→ **What the exercise asks**: Tally the lines holding "Бахмут" and state only that figure.
- - - - -
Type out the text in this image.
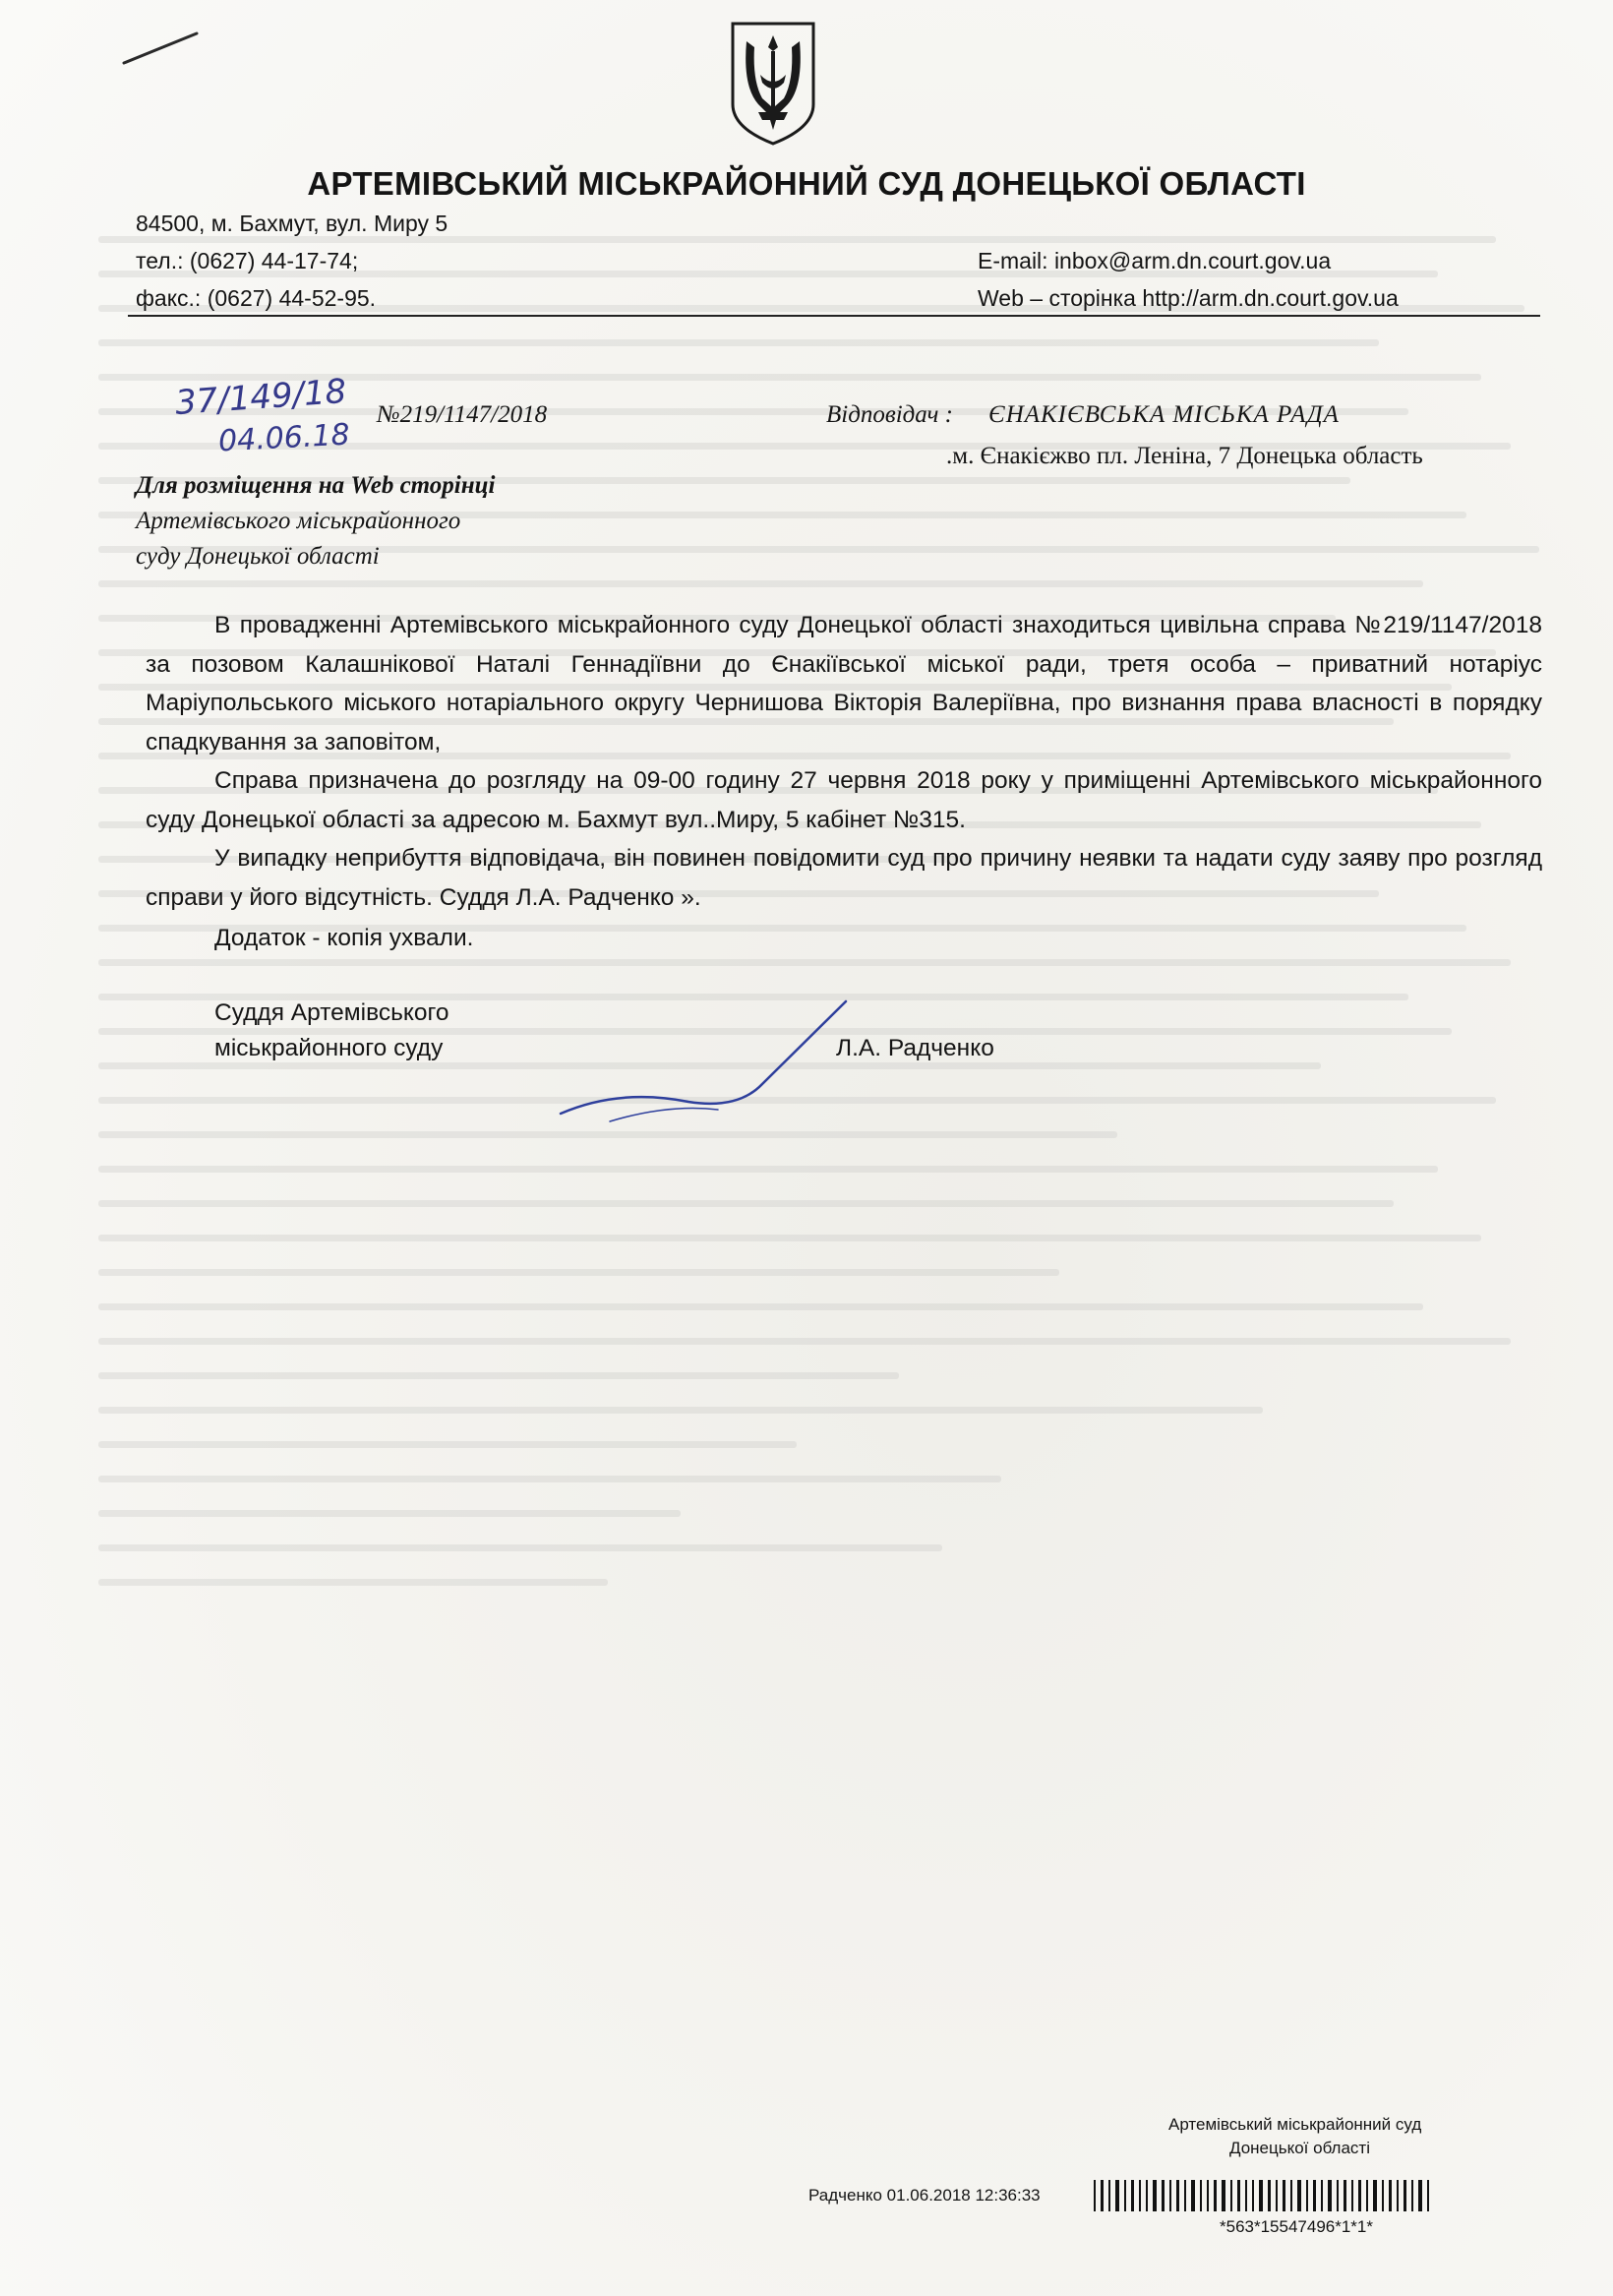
АРТЕМІВСЬКИЙ МІСЬКРАЙОННИЙ СУД ДОНЕЦЬКОЇ ОБЛАСТІ
84500, м. Бахмут, вул. Миру 5
тел.: (0627) 44-17-74;
факс.: (0627) 44-52-95.
E-mail: inbox@arm.dn.court.gov.ua
Web – сторінка http://arm.dn.court.gov.ua
37/149/18
04.06.18
№219/1147/2018	Відповідач : ЄНАКІЄВСЬКА МІСЬКА РАДА
.м. Єнакієжво пл. Леніна, 7 Донецька область
Для розміщення на Web сторінці
Артемівського міськрайонного
суду Донецької області

В провадженні Артемівського міськрайонного суду Донецької області знаходиться цивільна справа №219/1147/2018 за позовом Калашнікової Наталі Геннадіївни до Єнакіївської міської ради, третя особа – приватний нотаріус Маріупольського міського нотаріального округу Чернишова Вікторія Валеріївна, про визнання права власності в порядку спадкування за заповітом,

Справа призначена до розгляду на 09-00 годину 27 червня 2018 року у приміщенні Артемівського міськрайонного суду Донецької області за адресою м. Бахмут вул..Миру, 5 кабінет №315.

У випадку неприбуття відповідача, він повинен повідомити суд про причину неявки та надати суду заяву про розгляд справи у його відсутність. Суддя Л.А. Радченко ».

Додаток - копія ухвали.
Суддя Артемівського
міськрайонного суду	Л.А. Радченко
Артемівський міськрайонний суд
Донецької області
Радченко 01.06.2018 12:36:33
*563*15547496*1*1*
- - - - -
→ **Result below**: 2